WHAT TO PRODUCE
Check each line below for "economies" and report how many have it, nothing else.

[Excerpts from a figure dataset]
-- -- --

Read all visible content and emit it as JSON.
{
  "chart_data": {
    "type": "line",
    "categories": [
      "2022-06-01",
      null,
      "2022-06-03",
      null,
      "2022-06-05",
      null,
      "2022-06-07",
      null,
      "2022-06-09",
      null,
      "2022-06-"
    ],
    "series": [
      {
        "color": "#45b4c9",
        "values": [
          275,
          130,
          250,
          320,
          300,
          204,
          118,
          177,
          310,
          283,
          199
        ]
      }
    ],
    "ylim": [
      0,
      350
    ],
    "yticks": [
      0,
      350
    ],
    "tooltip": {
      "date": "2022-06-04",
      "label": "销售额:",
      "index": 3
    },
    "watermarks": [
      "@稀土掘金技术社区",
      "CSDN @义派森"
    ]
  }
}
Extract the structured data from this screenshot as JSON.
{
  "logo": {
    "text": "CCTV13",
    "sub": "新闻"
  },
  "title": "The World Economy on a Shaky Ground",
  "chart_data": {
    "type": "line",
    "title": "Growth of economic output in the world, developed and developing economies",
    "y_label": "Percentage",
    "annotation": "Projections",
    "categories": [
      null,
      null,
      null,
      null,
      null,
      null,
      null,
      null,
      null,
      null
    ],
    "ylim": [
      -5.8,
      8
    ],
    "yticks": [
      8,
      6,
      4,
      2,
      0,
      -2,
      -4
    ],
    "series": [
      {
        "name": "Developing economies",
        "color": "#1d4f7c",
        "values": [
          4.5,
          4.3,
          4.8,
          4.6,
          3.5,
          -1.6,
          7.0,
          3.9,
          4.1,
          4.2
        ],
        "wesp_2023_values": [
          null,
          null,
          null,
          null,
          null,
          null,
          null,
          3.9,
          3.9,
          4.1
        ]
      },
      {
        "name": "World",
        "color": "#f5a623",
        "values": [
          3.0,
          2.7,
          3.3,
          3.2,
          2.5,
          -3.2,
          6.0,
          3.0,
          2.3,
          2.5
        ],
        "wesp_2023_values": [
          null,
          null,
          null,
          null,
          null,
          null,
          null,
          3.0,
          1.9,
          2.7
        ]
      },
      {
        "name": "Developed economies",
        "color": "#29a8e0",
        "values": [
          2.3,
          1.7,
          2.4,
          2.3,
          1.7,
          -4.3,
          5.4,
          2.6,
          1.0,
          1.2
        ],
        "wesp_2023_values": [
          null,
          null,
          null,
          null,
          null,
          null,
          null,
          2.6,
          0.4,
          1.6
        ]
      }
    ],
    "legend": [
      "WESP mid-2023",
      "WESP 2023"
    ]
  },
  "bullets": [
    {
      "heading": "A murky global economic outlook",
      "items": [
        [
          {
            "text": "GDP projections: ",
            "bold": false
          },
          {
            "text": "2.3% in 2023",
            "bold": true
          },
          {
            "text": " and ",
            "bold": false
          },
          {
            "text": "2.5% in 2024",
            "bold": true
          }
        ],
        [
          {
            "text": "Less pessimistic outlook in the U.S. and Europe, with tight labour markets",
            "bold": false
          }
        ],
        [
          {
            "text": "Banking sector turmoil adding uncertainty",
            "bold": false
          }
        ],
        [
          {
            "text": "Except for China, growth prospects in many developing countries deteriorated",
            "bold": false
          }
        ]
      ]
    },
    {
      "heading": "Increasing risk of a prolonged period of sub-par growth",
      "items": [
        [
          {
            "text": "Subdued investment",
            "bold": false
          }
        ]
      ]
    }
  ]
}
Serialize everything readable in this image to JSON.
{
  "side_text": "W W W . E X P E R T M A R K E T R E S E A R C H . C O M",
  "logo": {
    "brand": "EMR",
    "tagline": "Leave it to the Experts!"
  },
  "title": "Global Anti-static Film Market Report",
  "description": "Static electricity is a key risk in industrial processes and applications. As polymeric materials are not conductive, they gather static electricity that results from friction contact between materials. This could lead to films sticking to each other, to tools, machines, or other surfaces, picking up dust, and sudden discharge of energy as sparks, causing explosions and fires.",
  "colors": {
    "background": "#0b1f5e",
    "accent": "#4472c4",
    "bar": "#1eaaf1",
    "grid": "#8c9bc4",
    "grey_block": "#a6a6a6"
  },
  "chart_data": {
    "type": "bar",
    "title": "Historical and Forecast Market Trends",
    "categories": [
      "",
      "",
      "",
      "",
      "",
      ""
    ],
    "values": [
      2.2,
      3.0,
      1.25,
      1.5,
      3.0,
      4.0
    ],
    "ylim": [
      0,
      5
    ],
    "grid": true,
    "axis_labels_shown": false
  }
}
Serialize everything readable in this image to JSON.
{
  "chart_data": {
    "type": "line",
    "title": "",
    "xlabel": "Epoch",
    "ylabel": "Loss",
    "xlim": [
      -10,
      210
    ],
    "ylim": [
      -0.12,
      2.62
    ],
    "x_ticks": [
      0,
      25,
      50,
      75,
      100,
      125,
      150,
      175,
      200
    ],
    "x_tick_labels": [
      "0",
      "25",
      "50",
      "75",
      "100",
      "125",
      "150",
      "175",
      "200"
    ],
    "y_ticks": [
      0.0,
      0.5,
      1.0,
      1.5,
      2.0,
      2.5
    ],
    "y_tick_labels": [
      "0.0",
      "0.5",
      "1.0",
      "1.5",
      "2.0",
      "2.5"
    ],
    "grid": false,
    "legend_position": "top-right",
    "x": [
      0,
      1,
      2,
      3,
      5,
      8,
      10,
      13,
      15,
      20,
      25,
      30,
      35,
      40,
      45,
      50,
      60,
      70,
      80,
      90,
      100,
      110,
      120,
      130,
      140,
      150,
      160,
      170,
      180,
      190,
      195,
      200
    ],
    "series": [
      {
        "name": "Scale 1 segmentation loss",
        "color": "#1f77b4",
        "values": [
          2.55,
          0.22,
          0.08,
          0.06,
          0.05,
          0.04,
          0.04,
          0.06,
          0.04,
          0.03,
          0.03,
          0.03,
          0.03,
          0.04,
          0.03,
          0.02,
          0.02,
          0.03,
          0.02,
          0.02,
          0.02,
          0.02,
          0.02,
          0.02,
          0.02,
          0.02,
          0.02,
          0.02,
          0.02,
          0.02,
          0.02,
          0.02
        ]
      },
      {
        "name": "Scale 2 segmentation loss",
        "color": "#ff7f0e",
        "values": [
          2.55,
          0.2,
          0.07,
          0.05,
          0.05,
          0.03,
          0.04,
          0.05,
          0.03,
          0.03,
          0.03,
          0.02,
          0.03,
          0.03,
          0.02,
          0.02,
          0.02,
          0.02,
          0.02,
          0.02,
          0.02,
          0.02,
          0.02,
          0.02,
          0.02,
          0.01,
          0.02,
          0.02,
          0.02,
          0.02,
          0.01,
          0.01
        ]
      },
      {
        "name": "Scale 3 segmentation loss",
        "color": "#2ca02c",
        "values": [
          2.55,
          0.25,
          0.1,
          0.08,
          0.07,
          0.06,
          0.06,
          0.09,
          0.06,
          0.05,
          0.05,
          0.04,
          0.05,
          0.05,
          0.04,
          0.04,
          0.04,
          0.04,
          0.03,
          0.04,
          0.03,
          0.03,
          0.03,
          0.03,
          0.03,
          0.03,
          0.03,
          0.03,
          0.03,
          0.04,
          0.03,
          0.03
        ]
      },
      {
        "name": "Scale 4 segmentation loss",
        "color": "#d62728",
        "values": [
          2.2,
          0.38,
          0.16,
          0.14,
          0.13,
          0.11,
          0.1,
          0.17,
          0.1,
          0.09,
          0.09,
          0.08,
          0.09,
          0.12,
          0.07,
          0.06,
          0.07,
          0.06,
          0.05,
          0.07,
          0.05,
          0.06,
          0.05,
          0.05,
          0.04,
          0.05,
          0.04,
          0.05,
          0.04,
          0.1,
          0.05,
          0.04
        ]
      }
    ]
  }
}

-- -- --

RESPONSE FOR THIS EXERCISE
3